## Exercise data:
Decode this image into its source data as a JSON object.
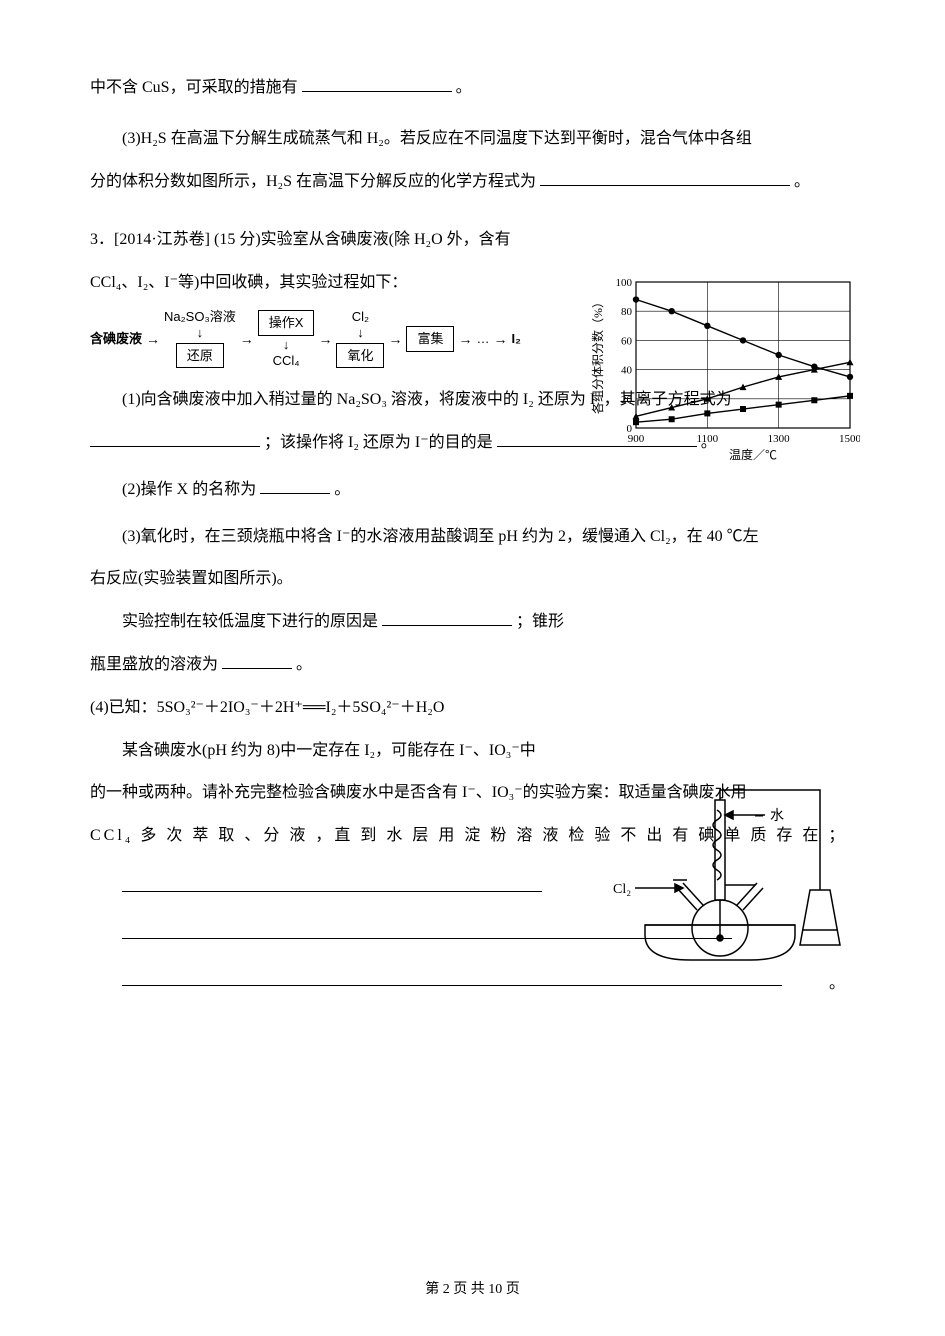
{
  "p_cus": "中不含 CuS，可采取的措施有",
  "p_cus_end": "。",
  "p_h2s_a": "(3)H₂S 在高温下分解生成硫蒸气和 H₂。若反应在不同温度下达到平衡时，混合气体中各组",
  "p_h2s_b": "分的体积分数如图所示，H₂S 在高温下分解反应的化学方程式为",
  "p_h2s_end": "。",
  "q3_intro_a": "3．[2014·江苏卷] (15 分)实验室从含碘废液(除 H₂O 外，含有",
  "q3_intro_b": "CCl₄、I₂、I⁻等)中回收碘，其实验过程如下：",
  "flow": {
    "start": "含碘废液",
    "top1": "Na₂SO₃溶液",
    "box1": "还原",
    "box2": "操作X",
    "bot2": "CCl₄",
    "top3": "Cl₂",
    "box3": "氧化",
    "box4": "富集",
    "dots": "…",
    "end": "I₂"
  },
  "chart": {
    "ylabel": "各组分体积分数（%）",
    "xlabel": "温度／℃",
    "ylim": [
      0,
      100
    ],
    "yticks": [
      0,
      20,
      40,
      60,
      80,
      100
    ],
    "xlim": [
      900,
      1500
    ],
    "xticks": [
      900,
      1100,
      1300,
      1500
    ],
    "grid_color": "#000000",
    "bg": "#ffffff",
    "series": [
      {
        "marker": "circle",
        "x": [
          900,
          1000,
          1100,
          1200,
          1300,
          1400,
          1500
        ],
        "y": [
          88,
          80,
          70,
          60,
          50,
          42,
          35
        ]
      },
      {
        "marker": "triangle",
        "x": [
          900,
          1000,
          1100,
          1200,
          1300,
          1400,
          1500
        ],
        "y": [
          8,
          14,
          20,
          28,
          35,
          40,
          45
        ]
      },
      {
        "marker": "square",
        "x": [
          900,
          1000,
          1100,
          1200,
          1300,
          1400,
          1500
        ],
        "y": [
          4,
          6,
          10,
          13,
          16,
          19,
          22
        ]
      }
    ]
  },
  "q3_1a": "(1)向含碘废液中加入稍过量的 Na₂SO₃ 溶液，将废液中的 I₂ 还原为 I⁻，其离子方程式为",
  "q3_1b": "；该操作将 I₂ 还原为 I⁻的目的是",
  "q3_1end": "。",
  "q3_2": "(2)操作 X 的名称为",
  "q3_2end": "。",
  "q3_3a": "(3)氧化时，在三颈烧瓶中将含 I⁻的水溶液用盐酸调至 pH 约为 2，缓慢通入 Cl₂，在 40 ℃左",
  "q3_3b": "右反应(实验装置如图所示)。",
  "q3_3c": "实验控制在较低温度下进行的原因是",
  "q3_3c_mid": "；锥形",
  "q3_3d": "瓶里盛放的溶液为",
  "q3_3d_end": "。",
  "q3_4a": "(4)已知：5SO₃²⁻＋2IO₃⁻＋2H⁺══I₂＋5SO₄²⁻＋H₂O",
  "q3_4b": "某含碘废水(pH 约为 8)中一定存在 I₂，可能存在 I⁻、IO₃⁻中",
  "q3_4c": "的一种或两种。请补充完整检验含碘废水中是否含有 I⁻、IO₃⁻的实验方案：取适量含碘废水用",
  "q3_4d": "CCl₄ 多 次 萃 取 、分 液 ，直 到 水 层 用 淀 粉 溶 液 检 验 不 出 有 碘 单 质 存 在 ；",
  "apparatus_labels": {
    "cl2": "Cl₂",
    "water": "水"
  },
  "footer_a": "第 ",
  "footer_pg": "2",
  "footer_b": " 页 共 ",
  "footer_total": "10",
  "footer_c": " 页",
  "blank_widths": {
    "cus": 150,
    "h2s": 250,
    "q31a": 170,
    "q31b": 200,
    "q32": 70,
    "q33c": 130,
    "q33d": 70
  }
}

==

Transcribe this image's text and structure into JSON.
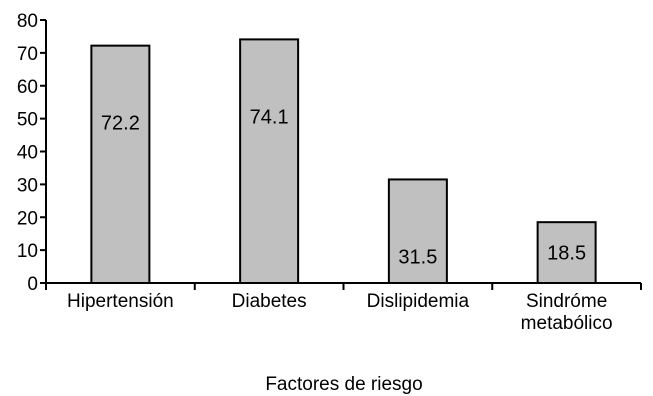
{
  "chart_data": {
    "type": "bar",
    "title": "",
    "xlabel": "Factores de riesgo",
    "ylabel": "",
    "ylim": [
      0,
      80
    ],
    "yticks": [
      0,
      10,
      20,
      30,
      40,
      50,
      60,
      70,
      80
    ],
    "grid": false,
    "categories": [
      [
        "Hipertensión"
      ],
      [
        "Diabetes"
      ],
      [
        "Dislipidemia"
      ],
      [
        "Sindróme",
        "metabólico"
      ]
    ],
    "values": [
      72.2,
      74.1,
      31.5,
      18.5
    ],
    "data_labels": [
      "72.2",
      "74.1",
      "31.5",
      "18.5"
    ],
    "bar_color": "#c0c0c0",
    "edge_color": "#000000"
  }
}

## Aim of the exercise:
Look through the material and say how many lines hold "this". Give the number only.

## Response below:
2